## ASSIGNED TASK
Look through the records below and collect all lines that hold the string "eating".

## THE INPUT
-------------------------

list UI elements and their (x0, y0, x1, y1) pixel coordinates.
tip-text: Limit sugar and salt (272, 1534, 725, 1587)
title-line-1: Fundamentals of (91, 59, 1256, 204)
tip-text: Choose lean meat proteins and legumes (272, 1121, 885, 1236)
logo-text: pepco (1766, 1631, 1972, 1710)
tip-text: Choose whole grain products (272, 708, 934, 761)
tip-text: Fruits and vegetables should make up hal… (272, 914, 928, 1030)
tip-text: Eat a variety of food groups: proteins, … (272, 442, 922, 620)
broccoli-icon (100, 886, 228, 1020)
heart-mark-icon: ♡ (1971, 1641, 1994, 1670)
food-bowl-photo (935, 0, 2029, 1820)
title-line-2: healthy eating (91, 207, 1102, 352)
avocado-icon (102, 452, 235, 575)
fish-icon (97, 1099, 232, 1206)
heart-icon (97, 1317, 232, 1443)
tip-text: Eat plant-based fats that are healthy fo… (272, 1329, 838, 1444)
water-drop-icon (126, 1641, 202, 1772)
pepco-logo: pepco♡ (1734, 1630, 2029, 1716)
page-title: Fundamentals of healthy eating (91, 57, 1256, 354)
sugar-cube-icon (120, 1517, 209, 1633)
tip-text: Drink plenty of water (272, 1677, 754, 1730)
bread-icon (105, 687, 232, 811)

-------------------------

## EXERCISE RESPONSE
title-line-2: healthy eating (91, 207, 1102, 352)
page-title: Fundamentals of healthy eating (91, 57, 1256, 354)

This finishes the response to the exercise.